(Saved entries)

* * * * * * *

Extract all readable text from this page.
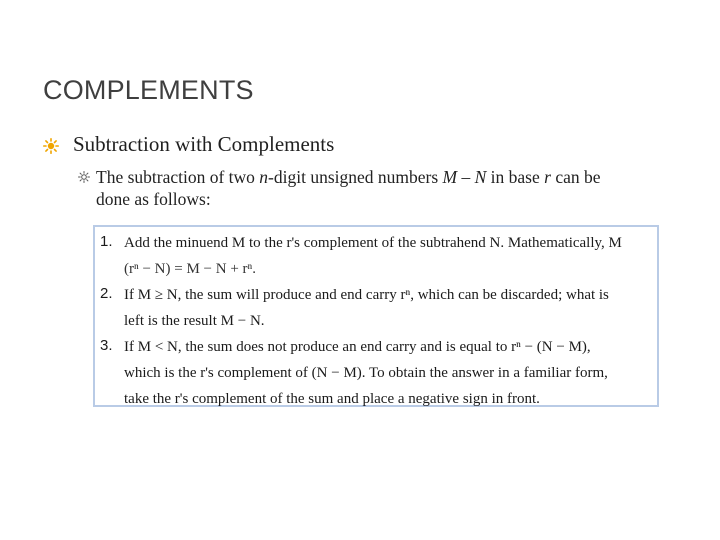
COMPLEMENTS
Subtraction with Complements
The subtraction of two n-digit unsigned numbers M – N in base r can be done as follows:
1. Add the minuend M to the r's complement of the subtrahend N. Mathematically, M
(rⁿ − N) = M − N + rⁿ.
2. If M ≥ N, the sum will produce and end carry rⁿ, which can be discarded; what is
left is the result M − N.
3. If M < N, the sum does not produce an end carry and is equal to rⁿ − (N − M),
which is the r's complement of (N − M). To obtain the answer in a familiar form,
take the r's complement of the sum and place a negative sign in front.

* * * * * * *

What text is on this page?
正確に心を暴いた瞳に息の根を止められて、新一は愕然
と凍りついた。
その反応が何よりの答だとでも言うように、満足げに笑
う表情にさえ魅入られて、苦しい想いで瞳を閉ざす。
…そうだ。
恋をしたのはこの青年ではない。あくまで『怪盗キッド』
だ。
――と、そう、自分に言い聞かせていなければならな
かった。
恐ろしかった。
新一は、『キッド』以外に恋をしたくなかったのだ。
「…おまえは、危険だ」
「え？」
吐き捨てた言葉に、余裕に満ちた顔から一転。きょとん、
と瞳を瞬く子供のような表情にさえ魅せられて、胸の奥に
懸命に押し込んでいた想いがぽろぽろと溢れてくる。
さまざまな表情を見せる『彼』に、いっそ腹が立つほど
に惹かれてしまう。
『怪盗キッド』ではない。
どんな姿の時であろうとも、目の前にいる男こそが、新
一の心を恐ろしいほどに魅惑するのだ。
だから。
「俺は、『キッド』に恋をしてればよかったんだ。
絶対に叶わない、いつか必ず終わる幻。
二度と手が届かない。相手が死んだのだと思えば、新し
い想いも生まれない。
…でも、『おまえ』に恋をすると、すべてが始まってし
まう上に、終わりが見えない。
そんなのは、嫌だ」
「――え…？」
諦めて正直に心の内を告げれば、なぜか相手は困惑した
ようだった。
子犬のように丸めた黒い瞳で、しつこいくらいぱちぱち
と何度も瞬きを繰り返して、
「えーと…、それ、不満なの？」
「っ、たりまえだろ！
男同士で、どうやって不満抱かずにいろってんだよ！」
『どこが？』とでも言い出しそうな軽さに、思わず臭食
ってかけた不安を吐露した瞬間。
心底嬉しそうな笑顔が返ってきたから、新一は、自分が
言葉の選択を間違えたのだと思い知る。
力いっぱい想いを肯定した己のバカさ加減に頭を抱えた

* * * * * * *

§ What is being asked: In the listing, find every line containing the word "carry" and list it.

§ Full answer:
2. If M ≥ N, the sum will produce and end carry rⁿ, which can be discarded; what is
3. If M < N, the sum does not produce an end carry and is equal to rⁿ − (N − M),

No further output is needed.